Your instructions
Please output each line of the items below as a string in a JSON list, one string per line, skipping blank lines and leaving out the pictures.

═════ Provided data

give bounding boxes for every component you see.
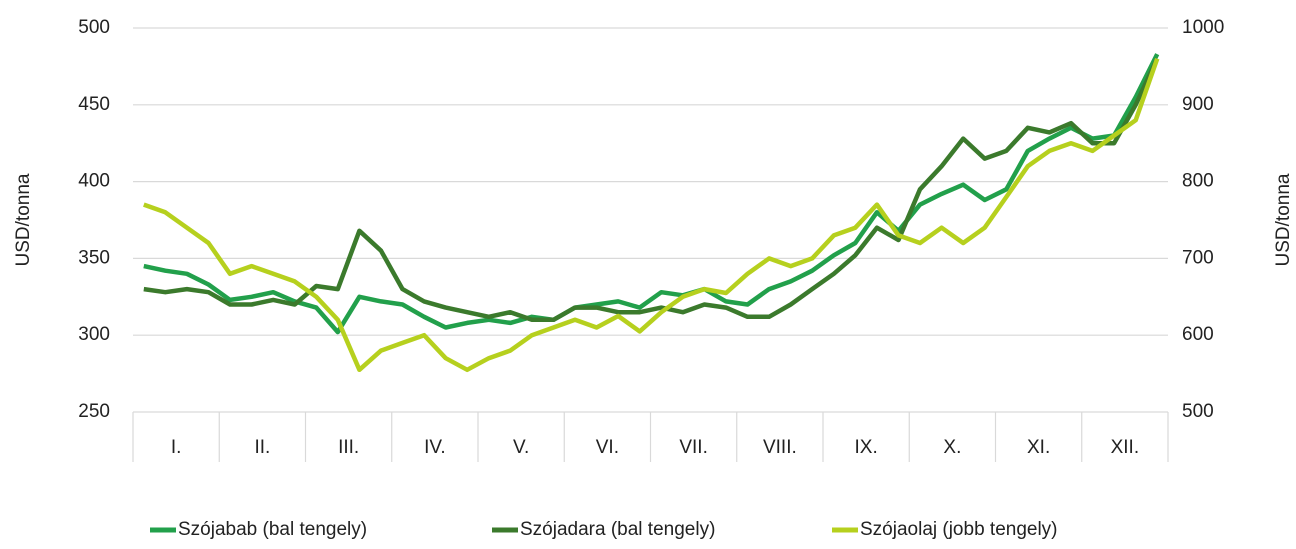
y-tick-label: 300 [78,324,110,345]
x-tick-label: VIII. [763,437,797,458]
x-tick-label: IV. [424,437,446,458]
y2-tick-label: 1000 [1182,17,1224,38]
y-tick-label: 500 [78,17,110,38]
y-tick-label: 250 [78,401,110,422]
y2-tick-label: 500 [1182,401,1214,422]
x-tick-label: IX. [855,437,878,458]
y-tick-label: 450 [78,94,110,115]
y2-tick-label: 800 [1182,171,1214,192]
x-tick-label: V. [513,437,529,458]
legend-label: Szójaolaj (jobb tengely) [860,519,1058,540]
y2-axis-title: USD/tonna [1273,173,1294,266]
y-tick-label: 400 [78,171,110,192]
y2-tick-label: 900 [1182,94,1214,115]
x-tick-label: VII. [679,437,708,458]
x-tick-label: X. [943,437,961,458]
y2-tick-label: 700 [1182,247,1214,268]
legend-label: Szójabab (bal tengely) [178,519,367,540]
series-line [143,57,1160,323]
x-tick-label: II. [254,437,270,458]
x-tick-label: I. [171,437,182,458]
y2-tick-label: 600 [1182,324,1214,345]
x-tick-label: III. [338,437,359,458]
x-tick-label: VI. [596,437,619,458]
x-tick-label: XII. [1111,437,1140,458]
y-tick-label: 350 [78,247,110,268]
series-line [143,57,1160,373]
series-line [143,53,1160,335]
y-axis-title: USD/tonna [13,173,34,266]
x-tick-label: XI. [1027,437,1050,458]
legend-label: Szójadara (bal tengely) [520,519,715,540]
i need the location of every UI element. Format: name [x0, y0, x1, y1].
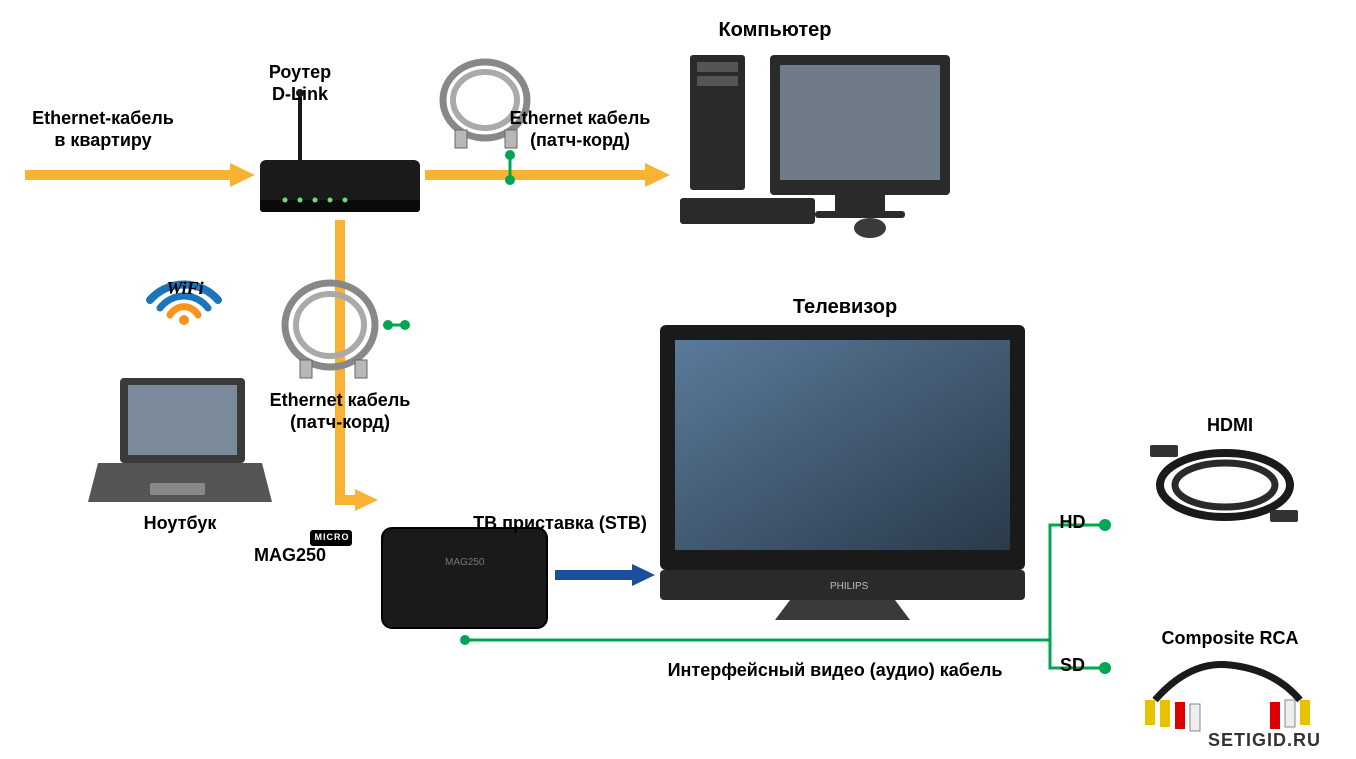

══════════

Exercise answer
[
  "give bounding boxes for every component you see.",
  "y-tick-label: 300 [78,324,110,345]",
  "x-tick-label: VIII. [763,437,797,458]",
  "x-tick-label: IV. [424,437,446,458]",
  "y2-tick-label: 1000 [1182,17,1224,38]",
  "y-tick-label: 500 [78,17,110,38]",
  "y-tick-label: 250 [78,401,110,422]",
  "y2-tick-label: 500 [1182,401,1214,422]",
  "x-tick-label: IX. [855,437,878,458]",
  "y-tick-label: 450 [78,94,110,115]",
  "y2-tick-label: 800 [1182,171,1214,192]",
  "x-tick-label: V. [513,437,529,458]",
  "legend-label: Szójaolaj (jobb tengely) [860,519,1058,540]",
  "y2-axis-title: USD/tonna [1273,173,1294,266]",
  "y-tick-label: 400 [78,171,110,192]",
  "y2-tick-label: 900 [1182,94,1214,115]",
  "x-tick-label: VII. [679,437,708,458]",
  "x-tick-label: X. [943,437,961,458]",
  "y2-tick-label: 700 [1182,247,1214,268]",
  "legend-label: Szójabab (bal tengely) [178,519,367,540]",
  "series-line [143,57,1160,323]",
  "x-tick-label: II. [254,437,270,458]",
  "x-tick-label: I. [171,437,182,458]",
  "y2-tick-label: 600 [1182,324,1214,345]",
  "x-tick-label: III. [338,437,359,458]",
  "x-tick-label: VI. [596,437,619,458]",
  "x-tick-label: XII. [1111,437,1140,458]",
  "y-tick-label: 350 [78,247,110,268]",
  "series-line [143,57,1160,373]",
  "series-line [143,53,1160,335]",
  "y-axis-title: USD/tonna [13,173,34,266]",
  "x-tick-label: XI. [1027,437,1050,458]",
  "legend-label: Szójadara (bal tengely) [520,519,715,540]",
  "i need the location of every UI element. Format: name [x0, y0, x1, y1]."
]